═══ Data section ═══

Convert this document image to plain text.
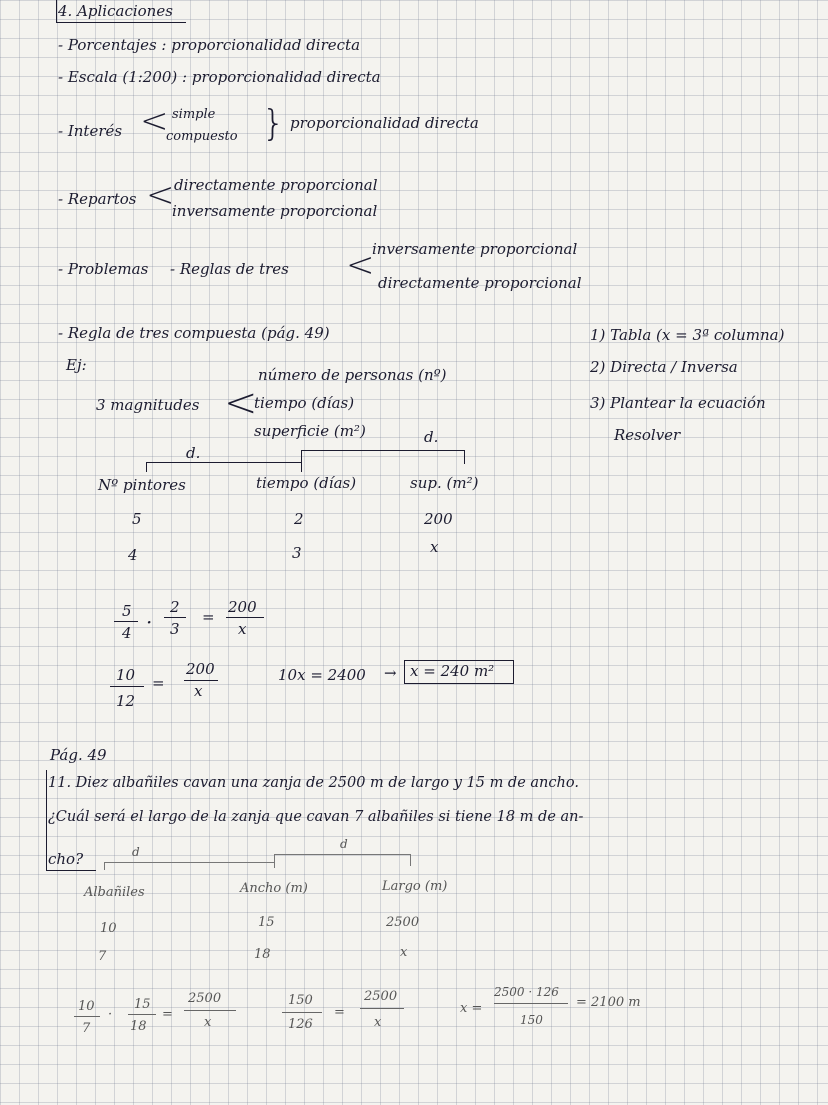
4. Aplicaciones
- Porcentajes : proporcionalidad directa
- Escala (1:200) : proporcionalidad directa
- Interés < simple
compuesto } proporcionalidad directa
- Repartos < directamente proporcional
inversamente proporcional
- Problemas - Reglas de tres <
inversamente proporcional
directamente proporcional
- Regla de tres compuesta (pág. 49)
Ej:
1) Tabla (x = 3ª columna)
2) Directa / Inversa
3) Plantear la ecuación
Resolver
3 magnitudes <
número de personas (nº)
tiempo (días)
superficie (m²)
d.
d.
Nº pintores	tiempo (días)	sup. (m²)
5	2	200
4	3	x
5
4 ·
2
3
=
200
x
10
12
=
200
x
10x = 2400 → x = 240 m²
Pág. 49
11. Diez albañiles cavan una zanja de 2500 m de largo y 15 m de ancho.
¿Cuál será el largo de la zanja que cavan 7 albañiles si tiene 18 m de an-
cho?	d
d
Albañiles	Ancho (m)	Largo (m)
10	15	2500
7	18	x
10
7
·
15
18
=
2500
x
150
126
=
2500
x
x =
2500 · 126
150
= 2100 m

═══

What the task requires » Give the material again exactly as it is, but keep the pictures out.

Correct answer »
Convert this document image to plain text.
4. Aplicaciones
- Porcentajes : proporcionalidad directa
- Escala (1:200) : proporcionalidad directa
- Interés < simple
compuesto } proporcionalidad directa
- Repartos < directamente proporcional
inversamente proporcional
- Problemas - Reglas de tres <
inversamente proporcional
directamente proporcional
- Regla de tres compuesta (pág. 49)
Ej:
1) Tabla (x = 3ª columna)
2) Directa / Inversa
3) Plantear la ecuación
Resolver
3 magnitudes <
número de personas (nº)
tiempo (días)
superficie (m²)
d.
d.
Nº pintores	tiempo (días)	sup. (m²)
5	2	200
4	3	x
5
4 ·
2
3
=
200
x
10
12
=
200
x
10x = 2400 → x = 240 m²
Pág. 49
11. Diez albañiles cavan una zanja de 2500 m de largo y 15 m de ancho.
¿Cuál será el largo de la zanja que cavan 7 albañiles si tiene 18 m de an-
cho?	d
d
Albañiles	Ancho (m)	Largo (m)
10	15	2500
7	18	x
10
7
·
15
18
=
2500
x
150
126
=
2500
x
x =
2500 · 126
150
= 2100 m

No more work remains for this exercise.